=== INSTRUCTIONS TO FOLLOW ===
Provide only the number of lines in the listing that contain the string "color".

[Dataset rows about figures]

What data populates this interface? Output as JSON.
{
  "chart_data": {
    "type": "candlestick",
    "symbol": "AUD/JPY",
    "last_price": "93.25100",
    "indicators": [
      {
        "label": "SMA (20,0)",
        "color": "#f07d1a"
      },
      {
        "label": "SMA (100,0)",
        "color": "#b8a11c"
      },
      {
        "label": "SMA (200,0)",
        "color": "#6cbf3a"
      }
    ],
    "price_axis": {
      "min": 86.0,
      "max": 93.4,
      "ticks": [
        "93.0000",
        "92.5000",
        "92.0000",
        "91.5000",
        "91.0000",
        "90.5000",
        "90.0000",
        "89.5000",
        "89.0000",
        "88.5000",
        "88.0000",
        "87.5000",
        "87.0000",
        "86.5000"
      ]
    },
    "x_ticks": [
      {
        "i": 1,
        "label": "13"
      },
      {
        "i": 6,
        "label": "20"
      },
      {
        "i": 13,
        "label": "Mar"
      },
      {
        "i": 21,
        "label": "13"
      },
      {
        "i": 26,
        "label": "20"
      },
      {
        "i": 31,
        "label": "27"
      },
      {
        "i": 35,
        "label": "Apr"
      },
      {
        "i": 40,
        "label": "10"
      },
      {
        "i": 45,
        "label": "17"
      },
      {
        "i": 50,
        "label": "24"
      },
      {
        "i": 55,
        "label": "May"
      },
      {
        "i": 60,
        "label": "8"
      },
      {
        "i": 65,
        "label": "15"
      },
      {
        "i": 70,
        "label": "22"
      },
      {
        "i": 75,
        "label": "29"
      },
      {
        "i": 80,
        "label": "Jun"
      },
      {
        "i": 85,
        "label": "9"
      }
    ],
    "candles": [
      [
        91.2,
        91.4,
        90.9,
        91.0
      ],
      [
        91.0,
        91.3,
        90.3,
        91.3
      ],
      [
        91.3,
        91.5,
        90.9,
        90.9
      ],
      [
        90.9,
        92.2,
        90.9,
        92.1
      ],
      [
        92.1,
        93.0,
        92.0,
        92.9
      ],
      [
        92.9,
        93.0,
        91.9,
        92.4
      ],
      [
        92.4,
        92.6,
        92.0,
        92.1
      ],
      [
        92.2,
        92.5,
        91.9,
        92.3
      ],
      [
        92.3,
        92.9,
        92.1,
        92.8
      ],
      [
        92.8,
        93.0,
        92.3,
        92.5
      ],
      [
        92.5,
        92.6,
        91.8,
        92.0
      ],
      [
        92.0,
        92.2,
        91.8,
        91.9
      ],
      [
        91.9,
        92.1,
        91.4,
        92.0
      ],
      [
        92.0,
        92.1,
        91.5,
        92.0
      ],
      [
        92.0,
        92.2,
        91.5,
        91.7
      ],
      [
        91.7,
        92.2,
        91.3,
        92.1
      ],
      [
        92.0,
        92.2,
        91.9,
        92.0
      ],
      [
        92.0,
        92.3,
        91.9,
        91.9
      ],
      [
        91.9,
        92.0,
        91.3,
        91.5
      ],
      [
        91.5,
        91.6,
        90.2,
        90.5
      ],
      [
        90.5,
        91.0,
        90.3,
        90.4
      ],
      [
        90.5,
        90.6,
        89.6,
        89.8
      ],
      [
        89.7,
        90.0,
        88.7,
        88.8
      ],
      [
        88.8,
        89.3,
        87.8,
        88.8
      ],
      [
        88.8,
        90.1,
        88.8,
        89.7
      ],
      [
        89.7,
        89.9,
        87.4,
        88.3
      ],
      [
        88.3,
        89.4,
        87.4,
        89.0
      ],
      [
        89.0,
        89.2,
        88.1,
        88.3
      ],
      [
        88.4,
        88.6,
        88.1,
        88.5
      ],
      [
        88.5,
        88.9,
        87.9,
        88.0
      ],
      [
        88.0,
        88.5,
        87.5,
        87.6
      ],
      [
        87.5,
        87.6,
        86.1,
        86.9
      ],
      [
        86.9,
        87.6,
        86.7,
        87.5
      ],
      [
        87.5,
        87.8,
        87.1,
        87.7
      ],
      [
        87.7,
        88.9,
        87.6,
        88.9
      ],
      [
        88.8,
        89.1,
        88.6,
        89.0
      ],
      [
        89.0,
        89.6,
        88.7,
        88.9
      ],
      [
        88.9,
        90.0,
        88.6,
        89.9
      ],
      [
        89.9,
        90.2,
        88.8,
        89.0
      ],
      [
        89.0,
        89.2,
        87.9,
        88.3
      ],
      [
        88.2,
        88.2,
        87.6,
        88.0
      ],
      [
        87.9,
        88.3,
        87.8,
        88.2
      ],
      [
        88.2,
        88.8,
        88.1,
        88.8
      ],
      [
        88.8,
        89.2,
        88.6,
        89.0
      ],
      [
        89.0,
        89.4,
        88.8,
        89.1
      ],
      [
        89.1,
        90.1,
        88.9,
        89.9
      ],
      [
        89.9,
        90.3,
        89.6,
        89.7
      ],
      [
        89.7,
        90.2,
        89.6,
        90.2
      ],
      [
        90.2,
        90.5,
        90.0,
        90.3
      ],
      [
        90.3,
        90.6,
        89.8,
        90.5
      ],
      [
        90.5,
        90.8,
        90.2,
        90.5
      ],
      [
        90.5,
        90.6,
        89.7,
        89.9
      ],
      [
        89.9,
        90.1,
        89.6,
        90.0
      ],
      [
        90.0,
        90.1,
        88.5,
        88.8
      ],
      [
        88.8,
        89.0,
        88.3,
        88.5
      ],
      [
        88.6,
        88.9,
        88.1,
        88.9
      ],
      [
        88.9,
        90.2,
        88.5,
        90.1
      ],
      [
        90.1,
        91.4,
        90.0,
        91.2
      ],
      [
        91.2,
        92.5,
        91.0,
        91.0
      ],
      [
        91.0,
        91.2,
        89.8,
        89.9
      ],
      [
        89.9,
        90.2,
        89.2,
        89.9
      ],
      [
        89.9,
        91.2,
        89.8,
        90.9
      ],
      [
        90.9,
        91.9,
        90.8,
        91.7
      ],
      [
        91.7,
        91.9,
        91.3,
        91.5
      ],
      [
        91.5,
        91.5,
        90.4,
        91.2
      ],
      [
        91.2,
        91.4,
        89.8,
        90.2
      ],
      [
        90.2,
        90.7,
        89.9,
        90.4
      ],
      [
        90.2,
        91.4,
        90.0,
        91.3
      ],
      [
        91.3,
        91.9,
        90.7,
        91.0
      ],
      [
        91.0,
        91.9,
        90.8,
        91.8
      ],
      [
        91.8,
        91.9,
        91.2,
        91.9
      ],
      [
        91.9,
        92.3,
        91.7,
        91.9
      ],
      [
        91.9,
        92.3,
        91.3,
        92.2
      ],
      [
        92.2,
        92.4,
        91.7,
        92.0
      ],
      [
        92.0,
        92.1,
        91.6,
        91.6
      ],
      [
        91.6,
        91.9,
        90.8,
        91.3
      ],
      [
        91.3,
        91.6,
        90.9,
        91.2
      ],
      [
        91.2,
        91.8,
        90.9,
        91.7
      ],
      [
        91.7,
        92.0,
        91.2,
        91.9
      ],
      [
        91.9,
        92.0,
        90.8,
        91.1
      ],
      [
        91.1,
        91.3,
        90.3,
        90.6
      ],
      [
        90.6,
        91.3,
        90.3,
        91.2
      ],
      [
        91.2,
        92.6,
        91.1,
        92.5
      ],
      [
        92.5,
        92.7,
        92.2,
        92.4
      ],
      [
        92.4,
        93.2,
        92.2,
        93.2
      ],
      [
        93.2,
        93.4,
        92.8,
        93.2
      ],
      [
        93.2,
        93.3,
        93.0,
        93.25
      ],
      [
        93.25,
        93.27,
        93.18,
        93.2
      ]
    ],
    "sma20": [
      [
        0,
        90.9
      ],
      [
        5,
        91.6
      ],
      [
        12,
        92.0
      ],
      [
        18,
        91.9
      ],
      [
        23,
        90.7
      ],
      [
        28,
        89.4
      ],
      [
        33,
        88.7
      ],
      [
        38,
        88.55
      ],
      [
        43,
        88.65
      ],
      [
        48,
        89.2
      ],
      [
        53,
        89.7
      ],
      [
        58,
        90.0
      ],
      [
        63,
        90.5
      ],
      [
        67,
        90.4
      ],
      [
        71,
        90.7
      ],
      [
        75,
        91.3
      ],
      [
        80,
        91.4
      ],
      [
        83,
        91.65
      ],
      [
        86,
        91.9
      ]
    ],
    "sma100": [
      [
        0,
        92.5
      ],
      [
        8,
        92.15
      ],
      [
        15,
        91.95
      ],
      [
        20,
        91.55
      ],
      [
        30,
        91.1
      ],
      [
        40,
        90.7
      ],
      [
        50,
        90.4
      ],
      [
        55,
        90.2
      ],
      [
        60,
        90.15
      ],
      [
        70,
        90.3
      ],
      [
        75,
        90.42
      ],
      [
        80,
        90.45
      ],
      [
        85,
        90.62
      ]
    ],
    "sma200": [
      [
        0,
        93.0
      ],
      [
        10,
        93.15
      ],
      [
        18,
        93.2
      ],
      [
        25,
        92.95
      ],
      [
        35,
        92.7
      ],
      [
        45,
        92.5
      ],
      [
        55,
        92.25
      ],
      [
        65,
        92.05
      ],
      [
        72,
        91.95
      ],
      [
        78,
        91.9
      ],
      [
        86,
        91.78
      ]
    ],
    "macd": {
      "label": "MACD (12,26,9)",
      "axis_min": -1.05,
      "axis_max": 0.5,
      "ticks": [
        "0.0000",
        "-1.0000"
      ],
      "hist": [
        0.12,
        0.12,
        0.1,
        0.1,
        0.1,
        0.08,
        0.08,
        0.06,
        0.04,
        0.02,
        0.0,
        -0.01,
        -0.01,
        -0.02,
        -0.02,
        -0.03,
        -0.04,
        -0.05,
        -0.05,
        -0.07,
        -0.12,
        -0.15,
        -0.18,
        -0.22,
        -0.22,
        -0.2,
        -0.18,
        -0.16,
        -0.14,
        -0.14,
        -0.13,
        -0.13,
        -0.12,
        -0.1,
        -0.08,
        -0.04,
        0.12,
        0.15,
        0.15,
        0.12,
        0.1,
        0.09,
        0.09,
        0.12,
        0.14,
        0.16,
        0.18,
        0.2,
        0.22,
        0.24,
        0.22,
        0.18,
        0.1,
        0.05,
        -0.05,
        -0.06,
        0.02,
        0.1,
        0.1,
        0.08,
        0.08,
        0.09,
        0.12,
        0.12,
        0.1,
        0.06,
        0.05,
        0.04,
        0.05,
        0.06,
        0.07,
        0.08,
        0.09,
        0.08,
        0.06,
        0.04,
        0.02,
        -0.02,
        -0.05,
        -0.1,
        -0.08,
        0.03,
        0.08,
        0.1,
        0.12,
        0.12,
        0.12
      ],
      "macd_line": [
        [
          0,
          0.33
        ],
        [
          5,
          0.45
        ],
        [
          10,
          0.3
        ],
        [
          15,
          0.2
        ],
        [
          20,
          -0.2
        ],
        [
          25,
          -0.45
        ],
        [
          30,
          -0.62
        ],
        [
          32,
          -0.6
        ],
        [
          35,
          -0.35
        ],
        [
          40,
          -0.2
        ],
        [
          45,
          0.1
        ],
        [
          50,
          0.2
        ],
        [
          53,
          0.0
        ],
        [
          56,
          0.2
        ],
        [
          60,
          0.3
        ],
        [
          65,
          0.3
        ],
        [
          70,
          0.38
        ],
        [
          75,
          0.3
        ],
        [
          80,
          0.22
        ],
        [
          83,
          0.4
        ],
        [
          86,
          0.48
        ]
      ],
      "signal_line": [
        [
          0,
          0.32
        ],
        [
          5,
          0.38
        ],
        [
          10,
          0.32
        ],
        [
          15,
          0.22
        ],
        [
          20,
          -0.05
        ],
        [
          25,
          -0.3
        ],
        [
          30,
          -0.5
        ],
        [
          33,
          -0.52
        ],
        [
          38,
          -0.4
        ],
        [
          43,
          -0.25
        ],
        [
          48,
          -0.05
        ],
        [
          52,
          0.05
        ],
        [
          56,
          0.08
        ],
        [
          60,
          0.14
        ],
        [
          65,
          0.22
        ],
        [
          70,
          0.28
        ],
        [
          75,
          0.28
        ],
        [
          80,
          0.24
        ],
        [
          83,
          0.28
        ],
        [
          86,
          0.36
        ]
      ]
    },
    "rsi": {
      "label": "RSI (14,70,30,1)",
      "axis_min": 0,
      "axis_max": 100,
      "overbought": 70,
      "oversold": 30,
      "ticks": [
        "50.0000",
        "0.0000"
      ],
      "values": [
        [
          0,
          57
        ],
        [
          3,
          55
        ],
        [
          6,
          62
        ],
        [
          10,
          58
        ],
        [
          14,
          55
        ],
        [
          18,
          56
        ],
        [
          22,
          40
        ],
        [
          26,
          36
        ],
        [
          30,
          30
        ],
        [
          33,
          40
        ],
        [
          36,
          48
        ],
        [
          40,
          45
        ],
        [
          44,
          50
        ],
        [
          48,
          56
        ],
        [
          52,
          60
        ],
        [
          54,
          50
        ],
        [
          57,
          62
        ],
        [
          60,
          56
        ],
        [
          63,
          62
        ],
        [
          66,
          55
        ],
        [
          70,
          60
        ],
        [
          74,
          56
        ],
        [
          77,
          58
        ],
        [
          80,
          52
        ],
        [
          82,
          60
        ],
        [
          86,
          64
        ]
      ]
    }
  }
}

=== WRITTEN REPLY ===
3